**Task**
Retype every entry in its entirety, without alteration.

(Extracted records)
::::::::::

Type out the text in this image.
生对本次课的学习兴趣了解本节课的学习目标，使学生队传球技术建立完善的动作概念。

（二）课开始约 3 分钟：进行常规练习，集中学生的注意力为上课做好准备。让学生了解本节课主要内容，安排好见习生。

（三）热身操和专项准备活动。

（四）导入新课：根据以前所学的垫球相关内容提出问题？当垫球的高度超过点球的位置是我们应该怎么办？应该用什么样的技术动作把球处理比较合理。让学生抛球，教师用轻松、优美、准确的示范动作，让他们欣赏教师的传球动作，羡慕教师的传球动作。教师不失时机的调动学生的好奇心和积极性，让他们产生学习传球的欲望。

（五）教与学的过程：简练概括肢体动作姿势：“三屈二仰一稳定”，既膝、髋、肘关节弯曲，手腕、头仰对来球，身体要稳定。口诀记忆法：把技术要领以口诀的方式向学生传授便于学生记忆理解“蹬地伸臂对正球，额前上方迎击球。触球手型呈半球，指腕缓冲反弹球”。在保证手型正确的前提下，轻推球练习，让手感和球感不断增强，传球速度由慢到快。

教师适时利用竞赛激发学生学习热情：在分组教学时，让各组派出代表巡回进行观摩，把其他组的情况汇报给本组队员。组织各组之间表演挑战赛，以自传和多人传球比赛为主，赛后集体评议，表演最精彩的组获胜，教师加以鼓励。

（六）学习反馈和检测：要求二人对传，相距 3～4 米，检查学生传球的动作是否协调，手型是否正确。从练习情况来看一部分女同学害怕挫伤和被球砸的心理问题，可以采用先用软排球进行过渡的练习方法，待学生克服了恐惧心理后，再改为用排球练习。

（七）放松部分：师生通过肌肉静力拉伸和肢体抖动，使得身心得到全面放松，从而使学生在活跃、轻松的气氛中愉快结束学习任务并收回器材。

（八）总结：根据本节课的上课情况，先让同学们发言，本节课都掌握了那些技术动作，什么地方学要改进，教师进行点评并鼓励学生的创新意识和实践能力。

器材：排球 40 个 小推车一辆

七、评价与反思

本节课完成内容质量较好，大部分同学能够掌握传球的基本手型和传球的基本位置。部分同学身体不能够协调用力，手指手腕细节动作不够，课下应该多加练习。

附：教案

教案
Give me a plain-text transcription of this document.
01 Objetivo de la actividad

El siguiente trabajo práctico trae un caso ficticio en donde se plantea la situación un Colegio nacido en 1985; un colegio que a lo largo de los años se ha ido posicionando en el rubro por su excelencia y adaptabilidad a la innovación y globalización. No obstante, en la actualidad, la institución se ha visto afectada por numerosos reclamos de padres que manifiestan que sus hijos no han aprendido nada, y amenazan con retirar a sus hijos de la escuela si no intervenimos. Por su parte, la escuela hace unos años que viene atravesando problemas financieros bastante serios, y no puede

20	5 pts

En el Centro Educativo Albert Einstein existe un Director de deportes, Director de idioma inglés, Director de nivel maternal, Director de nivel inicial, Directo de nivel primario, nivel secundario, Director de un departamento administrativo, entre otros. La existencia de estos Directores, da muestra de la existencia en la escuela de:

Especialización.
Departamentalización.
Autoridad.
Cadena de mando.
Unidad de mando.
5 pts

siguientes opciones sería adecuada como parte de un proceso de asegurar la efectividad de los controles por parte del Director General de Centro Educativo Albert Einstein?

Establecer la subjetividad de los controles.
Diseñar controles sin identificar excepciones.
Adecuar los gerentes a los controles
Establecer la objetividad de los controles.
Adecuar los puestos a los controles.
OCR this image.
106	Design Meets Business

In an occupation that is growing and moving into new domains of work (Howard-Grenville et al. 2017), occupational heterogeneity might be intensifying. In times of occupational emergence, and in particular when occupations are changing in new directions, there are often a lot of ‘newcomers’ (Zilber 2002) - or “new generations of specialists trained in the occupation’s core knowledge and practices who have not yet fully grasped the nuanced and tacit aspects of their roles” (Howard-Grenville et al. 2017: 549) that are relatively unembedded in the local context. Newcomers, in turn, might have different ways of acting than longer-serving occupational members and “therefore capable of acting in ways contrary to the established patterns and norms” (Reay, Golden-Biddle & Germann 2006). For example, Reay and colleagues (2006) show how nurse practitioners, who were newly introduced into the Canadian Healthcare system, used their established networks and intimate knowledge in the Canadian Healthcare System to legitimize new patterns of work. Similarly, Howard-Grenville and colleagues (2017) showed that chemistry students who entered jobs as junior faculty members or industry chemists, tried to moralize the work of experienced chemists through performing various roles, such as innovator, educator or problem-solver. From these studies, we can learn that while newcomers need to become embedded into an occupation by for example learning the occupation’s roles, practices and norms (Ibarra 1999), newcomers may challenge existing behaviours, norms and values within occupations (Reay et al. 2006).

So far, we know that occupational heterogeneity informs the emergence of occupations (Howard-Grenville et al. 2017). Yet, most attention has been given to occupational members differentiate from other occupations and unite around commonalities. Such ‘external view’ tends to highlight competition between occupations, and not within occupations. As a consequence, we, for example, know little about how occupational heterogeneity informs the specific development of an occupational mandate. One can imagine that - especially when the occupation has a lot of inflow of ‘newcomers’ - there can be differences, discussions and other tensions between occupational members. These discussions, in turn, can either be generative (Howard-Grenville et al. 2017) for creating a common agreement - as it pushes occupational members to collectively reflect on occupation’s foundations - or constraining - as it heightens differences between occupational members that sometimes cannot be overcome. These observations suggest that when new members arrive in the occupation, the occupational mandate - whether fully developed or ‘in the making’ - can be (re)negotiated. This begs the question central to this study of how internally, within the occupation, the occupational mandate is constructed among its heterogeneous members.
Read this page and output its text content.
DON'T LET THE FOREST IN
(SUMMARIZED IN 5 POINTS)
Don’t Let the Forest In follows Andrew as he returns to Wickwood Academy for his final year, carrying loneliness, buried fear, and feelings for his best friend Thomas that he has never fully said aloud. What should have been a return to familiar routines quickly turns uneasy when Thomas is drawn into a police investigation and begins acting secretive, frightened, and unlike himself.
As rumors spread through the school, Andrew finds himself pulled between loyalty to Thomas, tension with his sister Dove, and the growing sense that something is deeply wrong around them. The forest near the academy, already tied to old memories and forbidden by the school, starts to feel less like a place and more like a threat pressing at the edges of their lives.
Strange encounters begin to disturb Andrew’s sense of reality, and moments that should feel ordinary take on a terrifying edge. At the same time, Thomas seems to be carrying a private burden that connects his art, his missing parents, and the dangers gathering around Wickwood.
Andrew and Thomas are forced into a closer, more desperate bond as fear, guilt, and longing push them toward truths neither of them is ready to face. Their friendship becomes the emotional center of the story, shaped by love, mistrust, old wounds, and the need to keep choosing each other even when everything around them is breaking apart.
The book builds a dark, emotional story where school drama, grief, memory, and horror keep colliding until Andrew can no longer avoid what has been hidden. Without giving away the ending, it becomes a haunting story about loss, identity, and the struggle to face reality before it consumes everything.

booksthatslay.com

::::::::::

**Exercise result**
Type out the text in this image.
生对本次课的学习兴趣了解本节课的学习目标，使学生队传球技术建立完善的动作概念。

（二）课开始约 3 分钟：进行常规练习，集中学生的注意力为上课做好准备。让学生了解本节课主要内容，安排好见习生。

（三）热身操和专项准备活动。

（四）导入新课：根据以前所学的垫球相关内容提出问题？当垫球的高度超过点球的位置是我们应该怎么办？应该用什么样的技术动作把球处理比较合理。让学生抛球，教师用轻松、优美、准确的示范动作，让他们欣赏教师的传球动作，羡慕教师的传球动作。教师不失时机的调动学生的好奇心和积极性，让他们产生学习传球的欲望。

（五）教与学的过程：简练概括肢体动作姿势：“三屈二仰一稳定”，既膝、髋、肘关节弯曲，手腕、头仰对来球，身体要稳定。口诀记忆法：把技术要领以口诀的方式向学生传授便于学生记忆理解“蹬地伸臂对正球，额前上方迎击球。触球手型呈半球，指腕缓冲反弹球”。在保证手型正确的前提下，轻推球练习，让手感和球感不断增强，传球速度由慢到快。

教师适时利用竞赛激发学生学习热情：在分组教学时，让各组派出代表巡回进行观摩，把其他组的情况汇报给本组队员。组织各组之间表演挑战赛，以自传和多人传球比赛为主，赛后集体评议，表演最精彩的组获胜，教师加以鼓励。

（六）学习反馈和检测：要求二人对传，相距 3～4 米，检查学生传球的动作是否协调，手型是否正确。从练习情况来看一部分女同学害怕挫伤和被球砸的心理问题，可以采用先用软排球进行过渡的练习方法，待学生克服了恐惧心理后，再改为用排球练习。

（七）放松部分：师生通过肌肉静力拉伸和肢体抖动，使得身心得到全面放松，从而使学生在活跃、轻松的气氛中愉快结束学习任务并收回器材。

（八）总结：根据本节课的上课情况，先让同学们发言，本节课都掌握了那些技术动作，什么地方学要改进，教师进行点评并鼓励学生的创新意识和实践能力。

器材：排球 40 个 小推车一辆

七、评价与反思

本节课完成内容质量较好，大部分同学能够掌握传球的基本手型和传球的基本位置。部分同学身体不能够协调用力，手指手腕细节动作不够，课下应该多加练习。

附：教案

教案
Give me a plain-text transcription of this document.
01 Objetivo de la actividad

El siguiente trabajo práctico trae un caso ficticio en donde se plantea la situación un Colegio nacido en 1985; un colegio que a lo largo de los años se ha ido posicionando en el rubro por su excelencia y adaptabilidad a la innovación y globalización. No obstante, en la actualidad, la institución se ha visto afectada por numerosos reclamos de padres que manifiestan que sus hijos no han aprendido nada, y amenazan con retirar a sus hijos de la escuela si no intervenimos. Por su parte, la escuela hace unos años que viene atravesando problemas financieros bastante serios, y no puede

20	5 pts

En el Centro Educativo Albert Einstein existe un Director de deportes, Director de idioma inglés, Director de nivel maternal, Director de nivel inicial, Directo de nivel primario, nivel secundario, Director de un departamento administrativo, entre otros. La existencia de estos Directores, da muestra de la existencia en la escuela de:

Especialización.
Departamentalización.
Autoridad.
Cadena de mando.
Unidad de mando.
5 pts

siguientes opciones sería adecuada como parte de un proceso de asegurar la efectividad de los controles por parte del Director General de Centro Educativo Albert Einstein?

Establecer la subjetividad de los controles.
Diseñar controles sin identificar excepciones.
Adecuar los gerentes a los controles
Establecer la objetividad de los controles.
Adecuar los puestos a los controles.
OCR this image.
106	Design Meets Business

In an occupation that is growing and moving into new domains of work (Howard-Grenville et al. 2017), occupational heterogeneity might be intensifying. In times of occupational emergence, and in particular when occupations are changing in new directions, there are often a lot of ‘newcomers’ (Zilber 2002) - or “new generations of specialists trained in the occupation’s core knowledge and practices who have not yet fully grasped the nuanced and tacit aspects of their roles” (Howard-Grenville et al. 2017: 549) that are relatively unembedded in the local context. Newcomers, in turn, might have different ways of acting than longer-serving occupational members and “therefore capable of acting in ways contrary to the established patterns and norms” (Reay, Golden-Biddle & Germann 2006). For example, Reay and colleagues (2006) show how nurse practitioners, who were newly introduced into the Canadian Healthcare system, used their established networks and intimate knowledge in the Canadian Healthcare System to legitimize new patterns of work. Similarly, Howard-Grenville and colleagues (2017) showed that chemistry students who entered jobs as junior faculty members or industry chemists, tried to moralize the work of experienced chemists through performing various roles, such as innovator, educator or problem-solver. From these studies, we can learn that while newcomers need to become embedded into an occupation by for example learning the occupation’s roles, practices and norms (Ibarra 1999), newcomers may challenge existing behaviours, norms and values within occupations (Reay et al. 2006).

So far, we know that occupational heterogeneity informs the emergence of occupations (Howard-Grenville et al. 2017). Yet, most attention has been given to occupational members differentiate from other occupations and unite around commonalities. Such ‘external view’ tends to highlight competition between occupations, and not within occupations. As a consequence, we, for example, know little about how occupational heterogeneity informs the specific development of an occupational mandate. One can imagine that - especially when the occupation has a lot of inflow of ‘newcomers’ - there can be differences, discussions and other tensions between occupational members. These discussions, in turn, can either be generative (Howard-Grenville et al. 2017) for creating a common agreement - as it pushes occupational members to collectively reflect on occupation’s foundations - or constraining - as it heightens differences between occupational members that sometimes cannot be overcome. These observations suggest that when new members arrive in the occupation, the occupational mandate - whether fully developed or ‘in the making’ - can be (re)negotiated. This begs the question central to this study of how internally, within the occupation, the occupational mandate is constructed among its heterogeneous members.
Read this page and output its text content.
DON'T LET THE FOREST IN
(SUMMARIZED IN 5 POINTS)
Don’t Let the Forest In follows Andrew as he returns to Wickwood Academy for his final year, carrying loneliness, buried fear, and feelings for his best friend Thomas that he has never fully said aloud. What should have been a return to familiar routines quickly turns uneasy when Thomas is drawn into a police investigation and begins acting secretive, frightened, and unlike himself.
As rumors spread through the school, Andrew finds himself pulled between loyalty to Thomas, tension with his sister Dove, and the growing sense that something is deeply wrong around them. The forest near the academy, already tied to old memories and forbidden by the school, starts to feel less like a place and more like a threat pressing at the edges of their lives.
Strange encounters begin to disturb Andrew’s sense of reality, and moments that should feel ordinary take on a terrifying edge. At the same time, Thomas seems to be carrying a private burden that connects his art, his missing parents, and the dangers gathering around Wickwood.
Andrew and Thomas are forced into a closer, more desperate bond as fear, guilt, and longing push them toward truths neither of them is ready to face. Their friendship becomes the emotional center of the story, shaped by love, mistrust, old wounds, and the need to keep choosing each other even when everything around them is breaking apart.
The book builds a dark, emotional story where school drama, grief, memory, and horror keep colliding until Andrew can no longer avoid what has been hidden. Without giving away the ending, it becomes a haunting story about loss, identity, and the struggle to face reality before it consumes everything.

booksthatslay.com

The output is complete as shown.